Problem statement: Send back the entries below exactly as they appear.

The records:
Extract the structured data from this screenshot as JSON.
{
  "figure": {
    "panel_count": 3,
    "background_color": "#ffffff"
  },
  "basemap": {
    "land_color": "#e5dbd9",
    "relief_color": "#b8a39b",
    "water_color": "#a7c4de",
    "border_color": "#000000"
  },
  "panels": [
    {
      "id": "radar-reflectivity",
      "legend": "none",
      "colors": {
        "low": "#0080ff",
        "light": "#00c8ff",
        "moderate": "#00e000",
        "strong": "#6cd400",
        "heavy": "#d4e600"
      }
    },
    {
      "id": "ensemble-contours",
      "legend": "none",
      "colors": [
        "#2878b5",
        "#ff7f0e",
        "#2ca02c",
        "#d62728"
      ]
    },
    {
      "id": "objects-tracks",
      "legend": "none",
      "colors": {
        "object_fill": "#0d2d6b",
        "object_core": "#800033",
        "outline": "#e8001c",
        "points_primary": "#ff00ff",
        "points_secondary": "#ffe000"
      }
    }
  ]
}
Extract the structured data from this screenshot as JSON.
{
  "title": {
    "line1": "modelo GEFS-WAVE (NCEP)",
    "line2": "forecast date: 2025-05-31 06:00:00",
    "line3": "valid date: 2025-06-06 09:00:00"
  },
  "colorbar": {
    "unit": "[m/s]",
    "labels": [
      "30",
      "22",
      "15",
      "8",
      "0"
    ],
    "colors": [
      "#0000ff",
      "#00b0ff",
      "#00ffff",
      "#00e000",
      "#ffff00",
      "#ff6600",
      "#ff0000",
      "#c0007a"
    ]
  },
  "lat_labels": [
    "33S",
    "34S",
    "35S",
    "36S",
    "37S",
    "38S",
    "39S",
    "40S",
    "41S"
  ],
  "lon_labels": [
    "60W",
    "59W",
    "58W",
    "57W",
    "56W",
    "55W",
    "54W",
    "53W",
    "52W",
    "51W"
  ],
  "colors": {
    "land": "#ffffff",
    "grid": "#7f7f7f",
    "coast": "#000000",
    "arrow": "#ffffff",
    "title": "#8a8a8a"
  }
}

Written answer:
Extract the structured data from this screenshot as JSON.
{
  "figure": {
    "panel_count": 3,
    "background_color": "#ffffff"
  },
  "basemap": {
    "land_color": "#e5dbd9",
    "relief_color": "#b8a39b",
    "water_color": "#a7c4de",
    "border_color": "#000000"
  },
  "panels": [
    {
      "id": "radar-reflectivity",
      "legend": "none",
      "colors": {
        "low": "#0080ff",
        "light": "#00c8ff",
        "moderate": "#00e000",
        "strong": "#6cd400",
        "heavy": "#d4e600"
      }
    },
    {
      "id": "ensemble-contours",
      "legend": "none",
      "colors": [
        "#2878b5",
        "#ff7f0e",
        "#2ca02c",
        "#d62728"
      ]
    },
    {
      "id": "objects-tracks",
      "legend": "none",
      "colors": {
        "object_fill": "#0d2d6b",
        "object_core": "#800033",
        "outline": "#e8001c",
        "points_primary": "#ff00ff",
        "points_secondary": "#ffe000"
      }
    }
  ]
}
Extract the structured data from this screenshot as JSON.
{
  "title": {
    "line1": "modelo GEFS-WAVE (NCEP)",
    "line2": "forecast date: 2025-05-31 06:00:00",
    "line3": "valid date: 2025-06-06 09:00:00"
  },
  "colorbar": {
    "unit": "[m/s]",
    "labels": [
      "30",
      "22",
      "15",
      "8",
      "0"
    ],
    "colors": [
      "#0000ff",
      "#00b0ff",
      "#00ffff",
      "#00e000",
      "#ffff00",
      "#ff6600",
      "#ff0000",
      "#c0007a"
    ]
  },
  "lat_labels": [
    "33S",
    "34S",
    "35S",
    "36S",
    "37S",
    "38S",
    "39S",
    "40S",
    "41S"
  ],
  "lon_labels": [
    "60W",
    "59W",
    "58W",
    "57W",
    "56W",
    "55W",
    "54W",
    "53W",
    "52W",
    "51W"
  ],
  "colors": {
    "land": "#ffffff",
    "grid": "#7f7f7f",
    "coast": "#000000",
    "arrow": "#ffffff",
    "title": "#8a8a8a"
  }
}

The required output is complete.